# THE RECORDS
*-*-*

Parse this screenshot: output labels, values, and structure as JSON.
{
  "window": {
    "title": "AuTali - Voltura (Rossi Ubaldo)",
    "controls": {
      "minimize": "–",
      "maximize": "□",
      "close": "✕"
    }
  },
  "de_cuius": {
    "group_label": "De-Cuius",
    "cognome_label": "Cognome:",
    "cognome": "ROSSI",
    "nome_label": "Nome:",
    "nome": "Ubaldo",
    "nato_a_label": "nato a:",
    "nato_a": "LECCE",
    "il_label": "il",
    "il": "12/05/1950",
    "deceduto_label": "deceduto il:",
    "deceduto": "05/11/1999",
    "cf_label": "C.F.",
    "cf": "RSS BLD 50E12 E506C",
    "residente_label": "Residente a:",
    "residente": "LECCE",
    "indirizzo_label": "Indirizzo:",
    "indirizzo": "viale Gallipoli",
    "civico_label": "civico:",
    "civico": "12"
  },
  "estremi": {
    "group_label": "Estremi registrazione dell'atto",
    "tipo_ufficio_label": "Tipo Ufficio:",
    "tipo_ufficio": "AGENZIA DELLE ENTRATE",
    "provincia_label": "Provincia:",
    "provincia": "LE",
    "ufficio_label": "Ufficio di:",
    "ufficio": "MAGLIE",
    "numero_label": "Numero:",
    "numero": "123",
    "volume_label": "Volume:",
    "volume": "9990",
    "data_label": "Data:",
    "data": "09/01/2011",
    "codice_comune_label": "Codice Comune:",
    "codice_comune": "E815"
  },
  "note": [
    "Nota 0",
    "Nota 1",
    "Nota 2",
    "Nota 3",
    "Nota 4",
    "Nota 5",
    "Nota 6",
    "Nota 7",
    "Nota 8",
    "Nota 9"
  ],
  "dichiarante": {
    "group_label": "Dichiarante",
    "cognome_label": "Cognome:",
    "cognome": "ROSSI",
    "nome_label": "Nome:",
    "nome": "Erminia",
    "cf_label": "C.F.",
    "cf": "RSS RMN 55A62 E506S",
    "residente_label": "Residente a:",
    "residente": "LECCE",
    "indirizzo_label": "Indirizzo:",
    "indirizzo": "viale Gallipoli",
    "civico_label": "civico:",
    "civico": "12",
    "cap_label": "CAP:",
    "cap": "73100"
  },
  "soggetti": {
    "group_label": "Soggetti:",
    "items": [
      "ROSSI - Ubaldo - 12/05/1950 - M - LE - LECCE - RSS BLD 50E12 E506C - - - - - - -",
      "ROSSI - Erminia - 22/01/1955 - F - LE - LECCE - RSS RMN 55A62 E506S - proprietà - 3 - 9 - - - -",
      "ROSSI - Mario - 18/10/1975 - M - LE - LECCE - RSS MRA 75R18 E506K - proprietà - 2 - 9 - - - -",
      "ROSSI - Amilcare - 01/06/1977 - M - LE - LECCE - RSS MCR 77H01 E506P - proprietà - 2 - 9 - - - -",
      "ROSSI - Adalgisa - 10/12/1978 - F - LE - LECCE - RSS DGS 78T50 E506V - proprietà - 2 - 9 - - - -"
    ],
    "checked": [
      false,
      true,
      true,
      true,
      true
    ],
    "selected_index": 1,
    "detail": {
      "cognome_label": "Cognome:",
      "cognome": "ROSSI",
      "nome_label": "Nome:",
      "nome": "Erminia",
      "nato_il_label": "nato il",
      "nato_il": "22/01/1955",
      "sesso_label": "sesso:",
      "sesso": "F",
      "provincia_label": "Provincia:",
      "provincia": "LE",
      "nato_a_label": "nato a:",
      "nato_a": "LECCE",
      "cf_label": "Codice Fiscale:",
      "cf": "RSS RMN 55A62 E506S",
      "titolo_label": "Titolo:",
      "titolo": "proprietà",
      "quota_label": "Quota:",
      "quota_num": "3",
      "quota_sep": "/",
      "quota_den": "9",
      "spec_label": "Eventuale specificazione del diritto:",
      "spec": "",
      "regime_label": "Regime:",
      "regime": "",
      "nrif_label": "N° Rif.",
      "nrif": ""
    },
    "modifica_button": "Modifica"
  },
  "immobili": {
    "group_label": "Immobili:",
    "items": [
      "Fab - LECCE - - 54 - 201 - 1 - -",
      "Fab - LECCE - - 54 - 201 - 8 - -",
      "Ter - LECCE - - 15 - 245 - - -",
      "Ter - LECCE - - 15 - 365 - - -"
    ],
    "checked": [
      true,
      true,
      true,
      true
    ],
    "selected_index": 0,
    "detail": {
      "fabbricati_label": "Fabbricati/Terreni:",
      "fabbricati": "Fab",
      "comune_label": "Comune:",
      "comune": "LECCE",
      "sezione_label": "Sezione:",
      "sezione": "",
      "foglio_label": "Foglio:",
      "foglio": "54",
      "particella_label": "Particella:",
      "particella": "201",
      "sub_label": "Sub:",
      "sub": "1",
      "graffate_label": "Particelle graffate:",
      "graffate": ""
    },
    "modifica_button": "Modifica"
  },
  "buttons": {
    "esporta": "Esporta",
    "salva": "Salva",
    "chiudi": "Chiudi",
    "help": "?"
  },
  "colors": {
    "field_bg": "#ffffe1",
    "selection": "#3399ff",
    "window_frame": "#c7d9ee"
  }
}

*-*-*

# PROBLEM DESCRIPTION
Each record above should be restated word for word.

# TASK SOLUTION
Parse this screenshot: output labels, values, and structure as JSON.
{
  "window": {
    "title": "AuTali - Voltura (Rossi Ubaldo)",
    "controls": {
      "minimize": "–",
      "maximize": "□",
      "close": "✕"
    }
  },
  "de_cuius": {
    "group_label": "De-Cuius",
    "cognome_label": "Cognome:",
    "cognome": "ROSSI",
    "nome_label": "Nome:",
    "nome": "Ubaldo",
    "nato_a_label": "nato a:",
    "nato_a": "LECCE",
    "il_label": "il",
    "il": "12/05/1950",
    "deceduto_label": "deceduto il:",
    "deceduto": "05/11/1999",
    "cf_label": "C.F.",
    "cf": "RSS BLD 50E12 E506C",
    "residente_label": "Residente a:",
    "residente": "LECCE",
    "indirizzo_label": "Indirizzo:",
    "indirizzo": "viale Gallipoli",
    "civico_label": "civico:",
    "civico": "12"
  },
  "estremi": {
    "group_label": "Estremi registrazione dell'atto",
    "tipo_ufficio_label": "Tipo Ufficio:",
    "tipo_ufficio": "AGENZIA DELLE ENTRATE",
    "provincia_label": "Provincia:",
    "provincia": "LE",
    "ufficio_label": "Ufficio di:",
    "ufficio": "MAGLIE",
    "numero_label": "Numero:",
    "numero": "123",
    "volume_label": "Volume:",
    "volume": "9990",
    "data_label": "Data:",
    "data": "09/01/2011",
    "codice_comune_label": "Codice Comune:",
    "codice_comune": "E815"
  },
  "note": [
    "Nota 0",
    "Nota 1",
    "Nota 2",
    "Nota 3",
    "Nota 4",
    "Nota 5",
    "Nota 6",
    "Nota 7",
    "Nota 8",
    "Nota 9"
  ],
  "dichiarante": {
    "group_label": "Dichiarante",
    "cognome_label": "Cognome:",
    "cognome": "ROSSI",
    "nome_label": "Nome:",
    "nome": "Erminia",
    "cf_label": "C.F.",
    "cf": "RSS RMN 55A62 E506S",
    "residente_label": "Residente a:",
    "residente": "LECCE",
    "indirizzo_label": "Indirizzo:",
    "indirizzo": "viale Gallipoli",
    "civico_label": "civico:",
    "civico": "12",
    "cap_label": "CAP:",
    "cap": "73100"
  },
  "soggetti": {
    "group_label": "Soggetti:",
    "items": [
      "ROSSI - Ubaldo - 12/05/1950 - M - LE - LECCE - RSS BLD 50E12 E506C - - - - - - -",
      "ROSSI - Erminia - 22/01/1955 - F - LE - LECCE - RSS RMN 55A62 E506S - proprietà - 3 - 9 - - - -",
      "ROSSI - Mario - 18/10/1975 - M - LE - LECCE - RSS MRA 75R18 E506K - proprietà - 2 - 9 - - - -",
      "ROSSI - Amilcare - 01/06/1977 - M - LE - LECCE - RSS MCR 77H01 E506P - proprietà - 2 - 9 - - - -",
      "ROSSI - Adalgisa - 10/12/1978 - F - LE - LECCE - RSS DGS 78T50 E506V - proprietà - 2 - 9 - - - -"
    ],
    "checked": [
      false,
      true,
      true,
      true,
      true
    ],
    "selected_index": 1,
    "detail": {
      "cognome_label": "Cognome:",
      "cognome": "ROSSI",
      "nome_label": "Nome:",
      "nome": "Erminia",
      "nato_il_label": "nato il",
      "nato_il": "22/01/1955",
      "sesso_label": "sesso:",
      "sesso": "F",
      "provincia_label": "Provincia:",
      "provincia": "LE",
      "nato_a_label": "nato a:",
      "nato_a": "LECCE",
      "cf_label": "Codice Fiscale:",
      "cf": "RSS RMN 55A62 E506S",
      "titolo_label": "Titolo:",
      "titolo": "proprietà",
      "quota_label": "Quota:",
      "quota_num": "3",
      "quota_sep": "/",
      "quota_den": "9",
      "spec_label": "Eventuale specificazione del diritto:",
      "spec": "",
      "regime_label": "Regime:",
      "regime": "",
      "nrif_label": "N° Rif.",
      "nrif": ""
    },
    "modifica_button": "Modifica"
  },
  "immobili": {
    "group_label": "Immobili:",
    "items": [
      "Fab - LECCE - - 54 - 201 - 1 - -",
      "Fab - LECCE - - 54 - 201 - 8 - -",
      "Ter - LECCE - - 15 - 245 - - -",
      "Ter - LECCE - - 15 - 365 - - -"
    ],
    "checked": [
      true,
      true,
      true,
      true
    ],
    "selected_index": 0,
    "detail": {
      "fabbricati_label": "Fabbricati/Terreni:",
      "fabbricati": "Fab",
      "comune_label": "Comune:",
      "comune": "LECCE",
      "sezione_label": "Sezione:",
      "sezione": "",
      "foglio_label": "Foglio:",
      "foglio": "54",
      "particella_label": "Particella:",
      "particella": "201",
      "sub_label": "Sub:",
      "sub": "1",
      "graffate_label": "Particelle graffate:",
      "graffate": ""
    },
    "modifica_button": "Modifica"
  },
  "buttons": {
    "esporta": "Esporta",
    "salva": "Salva",
    "chiudi": "Chiudi",
    "help": "?"
  },
  "colors": {
    "field_bg": "#ffffe1",
    "selection": "#3399ff",
    "window_frame": "#c7d9ee"
  }
}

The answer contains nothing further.